Copy down every line where the string "would" shows up.

▸ **EXERCISE MATERIALS**:
────────────────

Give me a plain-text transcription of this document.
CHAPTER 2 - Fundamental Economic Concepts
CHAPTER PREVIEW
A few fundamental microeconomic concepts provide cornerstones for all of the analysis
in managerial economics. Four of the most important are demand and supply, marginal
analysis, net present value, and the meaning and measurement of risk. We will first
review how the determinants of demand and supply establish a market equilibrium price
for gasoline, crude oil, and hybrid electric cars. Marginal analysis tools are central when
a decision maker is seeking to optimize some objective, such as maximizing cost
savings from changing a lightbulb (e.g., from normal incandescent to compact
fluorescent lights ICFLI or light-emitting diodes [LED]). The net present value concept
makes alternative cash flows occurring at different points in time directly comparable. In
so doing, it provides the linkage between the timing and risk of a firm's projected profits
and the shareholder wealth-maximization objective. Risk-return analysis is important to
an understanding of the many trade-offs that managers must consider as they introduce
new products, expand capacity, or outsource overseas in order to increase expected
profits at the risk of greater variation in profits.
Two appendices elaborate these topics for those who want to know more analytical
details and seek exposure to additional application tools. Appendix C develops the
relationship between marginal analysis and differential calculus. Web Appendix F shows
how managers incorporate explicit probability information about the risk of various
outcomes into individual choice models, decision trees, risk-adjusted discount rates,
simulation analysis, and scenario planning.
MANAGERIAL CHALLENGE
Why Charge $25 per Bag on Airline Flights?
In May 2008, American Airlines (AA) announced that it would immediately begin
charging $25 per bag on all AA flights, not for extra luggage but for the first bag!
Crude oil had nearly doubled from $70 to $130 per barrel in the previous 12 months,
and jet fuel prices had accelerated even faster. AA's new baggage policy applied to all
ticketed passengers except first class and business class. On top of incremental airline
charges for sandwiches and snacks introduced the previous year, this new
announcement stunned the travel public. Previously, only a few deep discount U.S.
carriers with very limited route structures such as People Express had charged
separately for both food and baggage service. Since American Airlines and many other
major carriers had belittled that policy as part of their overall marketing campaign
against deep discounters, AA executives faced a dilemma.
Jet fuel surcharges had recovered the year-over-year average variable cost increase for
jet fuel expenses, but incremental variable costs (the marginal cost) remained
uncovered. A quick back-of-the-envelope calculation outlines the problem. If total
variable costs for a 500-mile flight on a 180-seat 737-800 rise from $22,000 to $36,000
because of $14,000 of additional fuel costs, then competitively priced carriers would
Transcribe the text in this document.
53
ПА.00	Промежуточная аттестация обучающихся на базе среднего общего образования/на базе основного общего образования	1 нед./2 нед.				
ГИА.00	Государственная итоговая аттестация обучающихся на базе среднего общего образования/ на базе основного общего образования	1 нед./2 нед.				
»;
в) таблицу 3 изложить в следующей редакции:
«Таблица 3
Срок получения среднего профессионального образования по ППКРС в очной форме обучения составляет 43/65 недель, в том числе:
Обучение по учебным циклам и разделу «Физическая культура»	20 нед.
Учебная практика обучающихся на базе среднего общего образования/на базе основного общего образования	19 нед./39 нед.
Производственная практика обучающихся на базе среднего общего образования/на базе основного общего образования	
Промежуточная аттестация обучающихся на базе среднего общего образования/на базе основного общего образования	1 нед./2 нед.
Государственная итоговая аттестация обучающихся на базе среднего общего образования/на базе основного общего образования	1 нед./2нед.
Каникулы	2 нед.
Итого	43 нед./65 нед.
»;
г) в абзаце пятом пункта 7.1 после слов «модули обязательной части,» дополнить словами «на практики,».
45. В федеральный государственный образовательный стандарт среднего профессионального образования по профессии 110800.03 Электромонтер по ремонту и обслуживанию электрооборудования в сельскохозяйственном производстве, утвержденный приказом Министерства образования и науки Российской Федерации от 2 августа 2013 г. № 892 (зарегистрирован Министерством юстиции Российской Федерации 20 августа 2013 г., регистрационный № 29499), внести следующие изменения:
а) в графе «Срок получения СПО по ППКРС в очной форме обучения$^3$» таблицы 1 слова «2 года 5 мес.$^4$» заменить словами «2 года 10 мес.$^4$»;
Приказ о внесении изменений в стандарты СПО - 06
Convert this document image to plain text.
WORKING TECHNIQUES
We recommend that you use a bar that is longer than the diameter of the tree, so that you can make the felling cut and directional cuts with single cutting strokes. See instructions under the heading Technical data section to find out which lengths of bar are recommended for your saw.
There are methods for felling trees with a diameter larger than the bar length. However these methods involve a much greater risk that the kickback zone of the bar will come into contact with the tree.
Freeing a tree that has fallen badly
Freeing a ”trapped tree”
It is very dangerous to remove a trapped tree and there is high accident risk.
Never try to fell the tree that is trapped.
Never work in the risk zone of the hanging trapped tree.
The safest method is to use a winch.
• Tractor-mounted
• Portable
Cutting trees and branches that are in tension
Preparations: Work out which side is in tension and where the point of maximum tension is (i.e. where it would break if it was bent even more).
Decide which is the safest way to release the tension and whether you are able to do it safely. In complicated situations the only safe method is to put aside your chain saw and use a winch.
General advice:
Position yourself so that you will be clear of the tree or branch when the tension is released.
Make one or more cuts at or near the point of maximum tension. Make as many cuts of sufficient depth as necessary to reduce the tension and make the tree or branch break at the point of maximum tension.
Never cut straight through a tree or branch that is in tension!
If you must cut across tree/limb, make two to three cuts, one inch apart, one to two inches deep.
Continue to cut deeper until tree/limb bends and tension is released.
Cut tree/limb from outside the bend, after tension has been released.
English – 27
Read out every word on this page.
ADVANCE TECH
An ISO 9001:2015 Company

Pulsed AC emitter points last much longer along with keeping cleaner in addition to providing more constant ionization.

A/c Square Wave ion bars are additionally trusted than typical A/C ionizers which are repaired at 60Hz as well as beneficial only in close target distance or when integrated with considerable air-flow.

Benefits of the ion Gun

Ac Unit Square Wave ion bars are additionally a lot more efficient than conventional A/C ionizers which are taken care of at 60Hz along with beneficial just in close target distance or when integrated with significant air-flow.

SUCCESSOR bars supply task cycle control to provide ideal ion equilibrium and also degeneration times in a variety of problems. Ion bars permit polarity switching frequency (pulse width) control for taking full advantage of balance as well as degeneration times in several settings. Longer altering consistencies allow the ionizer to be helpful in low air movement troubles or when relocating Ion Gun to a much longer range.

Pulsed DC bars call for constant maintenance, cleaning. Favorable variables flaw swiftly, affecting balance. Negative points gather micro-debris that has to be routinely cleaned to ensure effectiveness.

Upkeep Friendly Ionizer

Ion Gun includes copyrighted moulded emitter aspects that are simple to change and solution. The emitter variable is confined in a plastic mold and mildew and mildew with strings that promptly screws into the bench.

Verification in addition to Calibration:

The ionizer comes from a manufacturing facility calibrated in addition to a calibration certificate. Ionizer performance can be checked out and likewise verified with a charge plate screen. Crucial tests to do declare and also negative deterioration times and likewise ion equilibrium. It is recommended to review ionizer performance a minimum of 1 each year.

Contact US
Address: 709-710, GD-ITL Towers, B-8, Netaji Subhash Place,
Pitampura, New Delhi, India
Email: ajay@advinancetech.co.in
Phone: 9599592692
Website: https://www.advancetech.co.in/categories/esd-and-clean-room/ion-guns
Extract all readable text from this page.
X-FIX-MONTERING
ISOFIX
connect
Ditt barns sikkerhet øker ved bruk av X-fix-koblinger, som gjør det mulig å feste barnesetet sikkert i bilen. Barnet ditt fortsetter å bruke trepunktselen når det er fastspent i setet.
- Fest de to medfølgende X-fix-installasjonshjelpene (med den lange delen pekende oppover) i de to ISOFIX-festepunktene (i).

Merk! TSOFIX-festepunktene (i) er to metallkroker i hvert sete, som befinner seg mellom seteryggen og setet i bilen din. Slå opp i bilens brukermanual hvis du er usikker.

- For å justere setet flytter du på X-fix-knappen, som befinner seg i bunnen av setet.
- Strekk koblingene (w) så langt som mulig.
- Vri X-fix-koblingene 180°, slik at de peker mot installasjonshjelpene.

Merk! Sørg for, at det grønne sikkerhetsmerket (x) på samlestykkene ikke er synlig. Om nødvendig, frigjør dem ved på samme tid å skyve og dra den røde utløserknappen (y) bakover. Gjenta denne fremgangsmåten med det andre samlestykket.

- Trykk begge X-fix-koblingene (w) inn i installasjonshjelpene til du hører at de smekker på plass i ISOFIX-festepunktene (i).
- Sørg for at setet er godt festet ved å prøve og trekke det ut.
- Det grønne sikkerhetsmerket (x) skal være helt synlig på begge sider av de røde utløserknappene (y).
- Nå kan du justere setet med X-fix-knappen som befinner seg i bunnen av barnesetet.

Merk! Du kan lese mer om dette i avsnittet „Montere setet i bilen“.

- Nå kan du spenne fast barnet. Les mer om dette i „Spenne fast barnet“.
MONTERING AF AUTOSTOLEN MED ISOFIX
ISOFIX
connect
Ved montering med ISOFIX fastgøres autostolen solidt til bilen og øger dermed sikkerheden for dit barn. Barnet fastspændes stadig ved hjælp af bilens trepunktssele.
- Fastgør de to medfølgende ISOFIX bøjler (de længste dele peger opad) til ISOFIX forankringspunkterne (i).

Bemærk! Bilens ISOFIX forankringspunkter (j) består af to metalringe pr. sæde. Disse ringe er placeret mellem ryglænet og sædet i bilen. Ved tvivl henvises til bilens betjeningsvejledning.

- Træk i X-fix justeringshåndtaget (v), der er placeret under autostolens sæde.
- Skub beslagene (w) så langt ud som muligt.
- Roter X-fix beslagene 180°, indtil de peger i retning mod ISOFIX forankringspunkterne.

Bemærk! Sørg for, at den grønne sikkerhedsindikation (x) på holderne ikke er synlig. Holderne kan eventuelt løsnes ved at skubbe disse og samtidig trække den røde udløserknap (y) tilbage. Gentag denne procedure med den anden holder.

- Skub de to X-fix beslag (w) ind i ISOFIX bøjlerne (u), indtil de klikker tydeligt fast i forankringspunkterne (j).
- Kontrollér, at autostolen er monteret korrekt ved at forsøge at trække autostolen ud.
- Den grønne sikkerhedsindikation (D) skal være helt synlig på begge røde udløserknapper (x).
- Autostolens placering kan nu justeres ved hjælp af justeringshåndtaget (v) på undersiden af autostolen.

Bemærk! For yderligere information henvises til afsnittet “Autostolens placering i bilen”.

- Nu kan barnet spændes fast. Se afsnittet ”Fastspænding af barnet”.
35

────────────────

▸ **COMPLETE RESPONSE**:
In May 2008, American Airlines (AA) announced that it would immediately begin
because of $14,000 of additional fuel costs, then competitively priced carriers would
Preparations: Work out which side is in tension and where the point of maximum tension is (i.e. where it would break if it was bent even more).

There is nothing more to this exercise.